(begin)

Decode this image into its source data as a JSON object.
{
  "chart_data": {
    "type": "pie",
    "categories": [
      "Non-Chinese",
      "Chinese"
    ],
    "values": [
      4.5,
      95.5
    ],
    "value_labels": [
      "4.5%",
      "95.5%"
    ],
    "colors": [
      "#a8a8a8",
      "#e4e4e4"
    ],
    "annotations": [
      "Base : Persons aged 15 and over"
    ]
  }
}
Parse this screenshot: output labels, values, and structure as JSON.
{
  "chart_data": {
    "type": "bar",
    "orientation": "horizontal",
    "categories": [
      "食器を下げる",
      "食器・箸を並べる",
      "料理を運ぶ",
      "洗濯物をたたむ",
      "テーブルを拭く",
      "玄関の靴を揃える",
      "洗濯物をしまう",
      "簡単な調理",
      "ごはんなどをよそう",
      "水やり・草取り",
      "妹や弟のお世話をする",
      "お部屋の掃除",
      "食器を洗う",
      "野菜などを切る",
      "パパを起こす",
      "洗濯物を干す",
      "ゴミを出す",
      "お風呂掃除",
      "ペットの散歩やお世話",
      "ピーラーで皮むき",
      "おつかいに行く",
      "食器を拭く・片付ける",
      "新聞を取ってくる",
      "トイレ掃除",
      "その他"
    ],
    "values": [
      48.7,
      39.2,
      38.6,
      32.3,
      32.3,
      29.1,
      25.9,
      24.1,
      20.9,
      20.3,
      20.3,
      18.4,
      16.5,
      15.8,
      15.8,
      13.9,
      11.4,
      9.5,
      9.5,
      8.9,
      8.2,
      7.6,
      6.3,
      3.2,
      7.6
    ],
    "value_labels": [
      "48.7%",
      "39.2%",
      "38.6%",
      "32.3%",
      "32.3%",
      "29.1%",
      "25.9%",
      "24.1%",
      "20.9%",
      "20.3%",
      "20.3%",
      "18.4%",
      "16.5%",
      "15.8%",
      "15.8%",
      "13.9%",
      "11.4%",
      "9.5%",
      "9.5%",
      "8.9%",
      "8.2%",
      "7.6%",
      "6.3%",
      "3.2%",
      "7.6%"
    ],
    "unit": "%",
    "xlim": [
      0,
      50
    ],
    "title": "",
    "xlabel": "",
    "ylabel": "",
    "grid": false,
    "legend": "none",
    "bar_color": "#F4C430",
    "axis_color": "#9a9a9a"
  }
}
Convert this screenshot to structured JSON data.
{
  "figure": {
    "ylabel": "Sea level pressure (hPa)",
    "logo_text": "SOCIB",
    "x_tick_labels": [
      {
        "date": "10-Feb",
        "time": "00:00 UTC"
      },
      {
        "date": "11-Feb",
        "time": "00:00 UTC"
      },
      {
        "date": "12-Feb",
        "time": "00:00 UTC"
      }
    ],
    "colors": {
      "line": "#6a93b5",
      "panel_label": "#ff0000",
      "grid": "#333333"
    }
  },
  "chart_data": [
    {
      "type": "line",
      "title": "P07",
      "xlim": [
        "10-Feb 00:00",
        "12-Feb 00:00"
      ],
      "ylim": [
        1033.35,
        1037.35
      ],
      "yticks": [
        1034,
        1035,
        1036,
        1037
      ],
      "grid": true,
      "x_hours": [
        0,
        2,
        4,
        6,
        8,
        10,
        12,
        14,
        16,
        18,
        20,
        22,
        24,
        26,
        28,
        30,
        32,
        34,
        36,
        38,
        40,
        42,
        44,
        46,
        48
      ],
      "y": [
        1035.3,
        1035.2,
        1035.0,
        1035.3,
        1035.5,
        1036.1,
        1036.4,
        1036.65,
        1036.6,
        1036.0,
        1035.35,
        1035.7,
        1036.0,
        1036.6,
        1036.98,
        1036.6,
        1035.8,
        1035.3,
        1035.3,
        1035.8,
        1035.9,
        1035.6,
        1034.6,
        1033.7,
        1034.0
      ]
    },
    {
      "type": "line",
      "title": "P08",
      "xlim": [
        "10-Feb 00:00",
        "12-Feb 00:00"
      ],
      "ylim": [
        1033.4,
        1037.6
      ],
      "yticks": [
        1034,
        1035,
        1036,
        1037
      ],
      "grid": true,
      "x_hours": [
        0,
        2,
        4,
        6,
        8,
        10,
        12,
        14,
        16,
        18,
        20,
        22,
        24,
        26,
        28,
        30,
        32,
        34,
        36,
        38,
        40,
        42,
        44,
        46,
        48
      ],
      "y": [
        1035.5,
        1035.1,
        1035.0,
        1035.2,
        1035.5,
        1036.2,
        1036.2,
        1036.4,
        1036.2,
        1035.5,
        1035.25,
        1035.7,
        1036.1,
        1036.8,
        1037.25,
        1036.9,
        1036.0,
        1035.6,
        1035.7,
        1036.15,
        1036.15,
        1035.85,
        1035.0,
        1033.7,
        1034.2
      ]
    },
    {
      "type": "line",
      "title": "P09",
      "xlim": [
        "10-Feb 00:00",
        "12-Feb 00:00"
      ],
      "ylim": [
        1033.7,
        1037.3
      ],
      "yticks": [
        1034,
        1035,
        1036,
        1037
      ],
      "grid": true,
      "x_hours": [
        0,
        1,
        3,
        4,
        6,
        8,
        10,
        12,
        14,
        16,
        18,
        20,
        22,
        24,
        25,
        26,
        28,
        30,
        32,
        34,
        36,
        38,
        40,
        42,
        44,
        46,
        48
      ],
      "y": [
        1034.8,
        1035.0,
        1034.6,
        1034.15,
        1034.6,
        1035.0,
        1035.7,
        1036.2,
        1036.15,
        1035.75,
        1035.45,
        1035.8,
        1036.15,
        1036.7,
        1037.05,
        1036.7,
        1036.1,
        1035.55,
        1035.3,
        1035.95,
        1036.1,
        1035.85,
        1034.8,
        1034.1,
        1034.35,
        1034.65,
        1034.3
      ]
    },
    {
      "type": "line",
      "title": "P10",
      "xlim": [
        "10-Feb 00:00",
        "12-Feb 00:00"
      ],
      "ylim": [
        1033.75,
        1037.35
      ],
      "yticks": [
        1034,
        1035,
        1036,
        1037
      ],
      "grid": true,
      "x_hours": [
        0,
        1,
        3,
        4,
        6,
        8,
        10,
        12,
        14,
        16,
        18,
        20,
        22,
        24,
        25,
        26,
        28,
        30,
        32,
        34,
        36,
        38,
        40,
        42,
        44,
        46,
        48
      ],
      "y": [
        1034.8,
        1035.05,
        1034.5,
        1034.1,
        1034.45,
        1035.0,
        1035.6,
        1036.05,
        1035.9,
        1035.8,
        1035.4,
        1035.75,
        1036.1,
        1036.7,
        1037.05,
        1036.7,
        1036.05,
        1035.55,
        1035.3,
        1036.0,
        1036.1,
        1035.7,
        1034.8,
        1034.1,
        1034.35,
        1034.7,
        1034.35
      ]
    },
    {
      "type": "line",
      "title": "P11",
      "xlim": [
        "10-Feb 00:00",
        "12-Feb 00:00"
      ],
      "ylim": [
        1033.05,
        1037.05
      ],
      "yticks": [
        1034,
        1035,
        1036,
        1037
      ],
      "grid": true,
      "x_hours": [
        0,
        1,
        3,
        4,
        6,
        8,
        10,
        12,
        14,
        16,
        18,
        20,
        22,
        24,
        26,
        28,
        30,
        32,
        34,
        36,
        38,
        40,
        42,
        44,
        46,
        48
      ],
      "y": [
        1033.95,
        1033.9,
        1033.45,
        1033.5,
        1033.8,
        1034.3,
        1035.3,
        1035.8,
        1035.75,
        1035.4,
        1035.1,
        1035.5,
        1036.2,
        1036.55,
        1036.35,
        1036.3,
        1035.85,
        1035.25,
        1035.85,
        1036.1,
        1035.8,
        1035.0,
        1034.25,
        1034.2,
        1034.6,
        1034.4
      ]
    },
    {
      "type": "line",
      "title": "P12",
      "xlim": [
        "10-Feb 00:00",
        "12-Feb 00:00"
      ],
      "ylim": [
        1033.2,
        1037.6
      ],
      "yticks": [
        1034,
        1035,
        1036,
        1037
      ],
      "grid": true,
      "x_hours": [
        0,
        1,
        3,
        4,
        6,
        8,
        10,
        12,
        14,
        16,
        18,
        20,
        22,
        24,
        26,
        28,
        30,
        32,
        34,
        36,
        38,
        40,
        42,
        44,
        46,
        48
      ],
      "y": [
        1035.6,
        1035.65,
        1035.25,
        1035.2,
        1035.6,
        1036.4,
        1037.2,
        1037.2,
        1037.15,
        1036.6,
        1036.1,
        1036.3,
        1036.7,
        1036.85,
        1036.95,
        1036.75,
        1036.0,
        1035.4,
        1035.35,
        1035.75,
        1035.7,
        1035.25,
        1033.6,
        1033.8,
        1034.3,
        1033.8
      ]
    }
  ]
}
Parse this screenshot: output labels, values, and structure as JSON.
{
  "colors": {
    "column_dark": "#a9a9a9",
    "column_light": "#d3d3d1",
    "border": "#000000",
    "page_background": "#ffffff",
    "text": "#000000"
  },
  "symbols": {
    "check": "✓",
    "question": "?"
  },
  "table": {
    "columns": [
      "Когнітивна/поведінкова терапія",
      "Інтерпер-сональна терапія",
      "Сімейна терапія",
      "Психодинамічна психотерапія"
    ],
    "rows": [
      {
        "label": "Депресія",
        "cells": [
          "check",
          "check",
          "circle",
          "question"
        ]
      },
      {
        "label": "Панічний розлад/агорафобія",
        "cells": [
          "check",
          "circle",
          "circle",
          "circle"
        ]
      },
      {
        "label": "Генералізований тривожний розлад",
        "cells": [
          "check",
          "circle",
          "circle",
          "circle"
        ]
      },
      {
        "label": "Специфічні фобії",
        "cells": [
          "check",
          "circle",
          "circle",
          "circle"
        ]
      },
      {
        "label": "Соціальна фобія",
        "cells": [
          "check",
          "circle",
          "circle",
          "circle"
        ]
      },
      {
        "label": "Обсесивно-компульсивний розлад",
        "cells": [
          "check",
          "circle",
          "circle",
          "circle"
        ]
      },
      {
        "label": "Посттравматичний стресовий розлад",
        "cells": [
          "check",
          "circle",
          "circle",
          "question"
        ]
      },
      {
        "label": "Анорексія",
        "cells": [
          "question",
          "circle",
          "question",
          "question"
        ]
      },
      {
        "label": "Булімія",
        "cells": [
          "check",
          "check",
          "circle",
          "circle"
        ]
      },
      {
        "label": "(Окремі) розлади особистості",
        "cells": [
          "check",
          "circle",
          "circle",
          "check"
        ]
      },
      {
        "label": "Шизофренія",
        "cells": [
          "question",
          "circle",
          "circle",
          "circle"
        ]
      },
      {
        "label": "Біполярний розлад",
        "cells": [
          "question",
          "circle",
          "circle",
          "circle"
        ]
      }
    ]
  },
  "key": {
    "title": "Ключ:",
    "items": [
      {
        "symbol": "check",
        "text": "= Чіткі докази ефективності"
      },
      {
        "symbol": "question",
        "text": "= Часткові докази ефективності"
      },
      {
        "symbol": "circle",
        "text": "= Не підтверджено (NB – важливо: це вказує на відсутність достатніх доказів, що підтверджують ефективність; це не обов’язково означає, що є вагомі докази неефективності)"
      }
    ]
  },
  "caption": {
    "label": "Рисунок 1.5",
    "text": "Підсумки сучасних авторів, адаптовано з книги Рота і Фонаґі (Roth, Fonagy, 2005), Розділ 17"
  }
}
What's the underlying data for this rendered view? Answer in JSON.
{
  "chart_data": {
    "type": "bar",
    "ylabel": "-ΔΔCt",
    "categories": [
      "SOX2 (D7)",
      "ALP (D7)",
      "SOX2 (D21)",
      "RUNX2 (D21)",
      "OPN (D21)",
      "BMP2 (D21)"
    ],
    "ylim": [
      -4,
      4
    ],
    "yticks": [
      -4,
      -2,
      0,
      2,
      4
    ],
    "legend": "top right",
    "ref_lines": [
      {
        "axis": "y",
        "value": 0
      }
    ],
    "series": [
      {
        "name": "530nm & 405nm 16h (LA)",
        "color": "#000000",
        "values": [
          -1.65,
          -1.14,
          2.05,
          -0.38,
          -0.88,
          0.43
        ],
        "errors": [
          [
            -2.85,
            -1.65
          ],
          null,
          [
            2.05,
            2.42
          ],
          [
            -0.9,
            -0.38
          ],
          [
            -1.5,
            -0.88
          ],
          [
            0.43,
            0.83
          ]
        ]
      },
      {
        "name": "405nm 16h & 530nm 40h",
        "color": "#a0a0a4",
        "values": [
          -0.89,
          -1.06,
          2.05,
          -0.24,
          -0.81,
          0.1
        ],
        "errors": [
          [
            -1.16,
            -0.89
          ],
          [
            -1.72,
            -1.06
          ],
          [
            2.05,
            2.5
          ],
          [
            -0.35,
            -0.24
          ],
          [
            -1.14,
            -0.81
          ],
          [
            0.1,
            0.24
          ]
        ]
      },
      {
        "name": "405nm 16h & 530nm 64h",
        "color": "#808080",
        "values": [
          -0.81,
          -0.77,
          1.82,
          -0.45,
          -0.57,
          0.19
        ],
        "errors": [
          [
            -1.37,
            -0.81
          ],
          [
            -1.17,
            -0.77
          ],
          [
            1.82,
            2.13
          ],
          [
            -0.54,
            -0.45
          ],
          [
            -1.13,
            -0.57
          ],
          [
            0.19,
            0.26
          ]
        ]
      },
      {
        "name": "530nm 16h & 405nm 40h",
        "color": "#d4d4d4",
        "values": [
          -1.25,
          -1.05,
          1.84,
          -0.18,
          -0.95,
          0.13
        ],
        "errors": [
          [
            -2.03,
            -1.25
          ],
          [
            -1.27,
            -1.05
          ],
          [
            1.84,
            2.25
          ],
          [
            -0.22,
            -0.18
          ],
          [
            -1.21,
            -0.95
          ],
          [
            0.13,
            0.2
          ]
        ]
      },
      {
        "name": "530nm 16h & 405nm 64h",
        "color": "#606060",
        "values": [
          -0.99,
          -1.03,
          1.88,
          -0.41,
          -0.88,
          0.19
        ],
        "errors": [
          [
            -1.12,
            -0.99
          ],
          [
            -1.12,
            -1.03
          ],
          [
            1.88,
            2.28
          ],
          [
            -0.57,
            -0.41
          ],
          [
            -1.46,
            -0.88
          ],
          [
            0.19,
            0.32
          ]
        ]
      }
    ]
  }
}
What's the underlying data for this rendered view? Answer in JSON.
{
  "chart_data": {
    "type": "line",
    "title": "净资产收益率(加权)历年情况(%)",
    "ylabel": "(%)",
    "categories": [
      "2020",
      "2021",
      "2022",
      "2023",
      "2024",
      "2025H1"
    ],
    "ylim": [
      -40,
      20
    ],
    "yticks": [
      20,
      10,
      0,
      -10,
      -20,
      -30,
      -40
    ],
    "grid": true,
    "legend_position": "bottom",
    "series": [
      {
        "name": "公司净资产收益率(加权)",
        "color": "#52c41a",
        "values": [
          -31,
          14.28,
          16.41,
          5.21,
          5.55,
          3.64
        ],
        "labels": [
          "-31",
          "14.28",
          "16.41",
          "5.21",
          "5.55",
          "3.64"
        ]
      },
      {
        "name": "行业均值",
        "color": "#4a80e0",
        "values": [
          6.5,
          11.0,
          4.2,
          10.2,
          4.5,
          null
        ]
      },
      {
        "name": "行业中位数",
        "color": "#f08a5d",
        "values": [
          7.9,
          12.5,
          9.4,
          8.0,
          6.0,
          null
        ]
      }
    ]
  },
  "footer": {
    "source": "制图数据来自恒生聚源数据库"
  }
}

(end)

### Exercise prompt
Copy each line that contains the word "source".

### Answer to this task
Decode this image into its source data as a JSON object.
    "source": "制图数据来自恒生聚源数据库"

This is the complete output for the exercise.